What you are asked to do:
Render every line of the entries below as a Markdown table with two columns, Row and Line. Number the rows, skip blank lines, and leave the pictures out.

╔══

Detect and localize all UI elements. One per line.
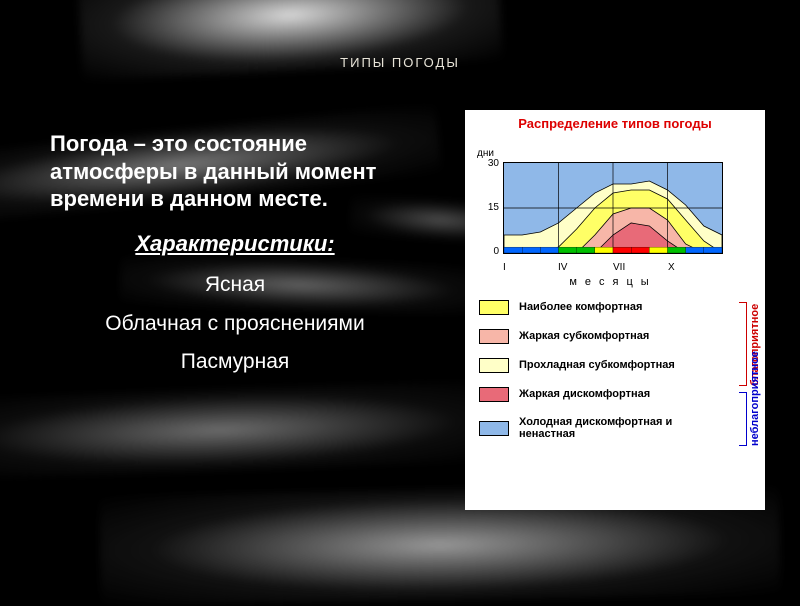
legend-label: Наиболее комфортная	[519, 301, 642, 313]
legend-label: Холодная дискомфортная и ненастная	[519, 416, 729, 440]
legend-swatch	[479, 387, 509, 402]
definition-text: Погода – это состояние атмосферы в данны…	[50, 130, 420, 213]
legend-swatch	[479, 329, 509, 344]
group-bracket	[739, 392, 747, 446]
characteristic-item: Ясная	[50, 273, 420, 297]
legend-label: Прохладная субкомфортная	[519, 359, 675, 371]
x-tick: I	[503, 262, 558, 273]
text-block: Погода – это состояние атмосферы в данны…	[50, 130, 420, 388]
weather-distribution-figure: Распределение типов погоды дни 30 15 0 I…	[465, 110, 765, 510]
chart: дни 30 15 0 I IV VII X месяцы	[475, 134, 727, 284]
legend-row: Холодная дискомфортная и ненастная	[479, 416, 729, 440]
x-tick: X	[668, 262, 723, 273]
legend: Наиболее комфортная Жаркая субкомфортная…	[479, 300, 729, 454]
legend-label: Жаркая дискомфортная	[519, 388, 650, 400]
y-tick: 0	[493, 246, 499, 257]
legend-row: Жаркая дискомфортная	[479, 387, 729, 402]
x-axis-title: месяцы	[503, 276, 723, 288]
characteristic-item: Облачная с прояснениями	[50, 311, 420, 336]
group-label: неблагоприятное	[749, 392, 761, 446]
legend-swatch	[479, 358, 509, 373]
characteristics-heading: Характеристики:	[50, 231, 420, 257]
y-axis: 30 15 0	[475, 162, 501, 254]
characteristic-item: Пасмурная	[50, 350, 420, 374]
slide-title: ТИПЫ ПОГОДЫ	[0, 55, 800, 70]
legend-row: Наиболее комфортная	[479, 300, 729, 315]
x-tick: IV	[558, 262, 613, 273]
plot-area	[503, 162, 723, 254]
group-bracket	[739, 302, 747, 386]
figure-title: Распределение типов погоды	[465, 110, 765, 133]
legend-row: Прохладная субкомфортная	[479, 358, 729, 373]
legend-swatch	[479, 300, 509, 315]
x-tick: VII	[613, 262, 668, 273]
x-axis-ticks: I IV VII X	[503, 262, 723, 273]
y-tick: 15	[488, 202, 499, 213]
legend-row: Жаркая субкомфортная	[479, 329, 729, 344]
legend-label: Жаркая субкомфортная	[519, 330, 649, 342]
y-tick: 30	[488, 158, 499, 169]
legend-swatch	[479, 421, 509, 436]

╚══

The output:
| Row | Line |
|---|---|
| 1 | Detect and localize all UI elements. One per line. |
| 2 | legend-label: Наиболее комфортная	[519, 301, 642, 313] |
| 3 | legend-label: Холодная дискомфортная и ненастная	[519, 416, 729, 440] |
| 4 | legend-swatch	[479, 387, 509, 402] |
| 5 | definition-text: Погода – это состояние атмосферы в данны…	[50, 130, 420, 213] |
| 6 | legend-swatch	[479, 329, 509, 344] |
| 7 | group-bracket	[739, 392, 747, 446] |
| 8 | characteristic-item: Ясная	[50, 273, 420, 297] |
| 9 | legend-label: Прохладная субкомфортная	[519, 359, 675, 371] |
| 10 | x-tick: I	[503, 262, 558, 273] |
| 11 | text-block: Погода – это состояние атмосферы в данны…	[50, 130, 420, 388] |
| 12 | weather-distribution-figure: Распределение типов погоды дни 30 15 0 I…	[465, 110, 765, 510] |
| 13 | chart: дни 30 15 0 I IV VII X месяцы	[475, 134, 727, 284] |
| 14 | legend-row: Холодная дискомфортная и ненастная	[479, 416, 729, 440] |
| 15 | x-tick: X	[668, 262, 723, 273] |
| 16 | legend: Наиболее комфортная Жаркая субкомфортная…	[479, 300, 729, 454] |
| 17 | legend-label: Жаркая дискомфортная	[519, 388, 650, 400] |
| 18 | y-tick: 0	[493, 246, 499, 257] |
| 19 | legend-row: Жаркая дискомфортная	[479, 387, 729, 402] |
| 20 | x-axis-title: месяцы	[503, 276, 723, 288] |
| 21 | characteristic-item: Облачная с прояснениями	[50, 311, 420, 336] |
| 22 | group-label: неблагоприятное	[749, 392, 761, 446] |
| 23 | legend-swatch	[479, 358, 509, 373] |
| 24 | characteristics-heading: Характеристики:	[50, 231, 420, 257] |
| 25 | y-axis: 30 15 0	[475, 162, 501, 254] |
| 26 | characteristic-item: Пасмурная	[50, 350, 420, 374] |
| 27 | slide-title: ТИПЫ ПОГОДЫ	[0, 55, 800, 70] |
| 28 | legend-row: Наиболее комфортная	[479, 300, 729, 315] |
| 29 | x-tick: IV	[558, 262, 613, 273] |
| 30 | plot-area	[503, 162, 723, 254] |
| 31 | group-bracket	[739, 302, 747, 386] |
| 32 | figure-title: Распределение типов погоды	[465, 110, 765, 133] |
| 33 | legend-row: Прохладная субкомфортная	[479, 358, 729, 373] |
| 34 | legend-swatch	[479, 300, 509, 315] |
| 35 | x-tick: VII	[613, 262, 668, 273] |
| 36 | x-axis-ticks: I IV VII X	[503, 262, 723, 273] |
| 37 | y-tick: 15	[488, 202, 499, 213] |
| 38 | legend-row: Жаркая субкомфортная	[479, 329, 729, 344] |
| 39 | legend-label: Жаркая субкомфортная	[519, 330, 649, 342] |
| 40 | y-tick: 30	[488, 158, 499, 169] |
| 41 | legend-swatch	[479, 421, 509, 436] |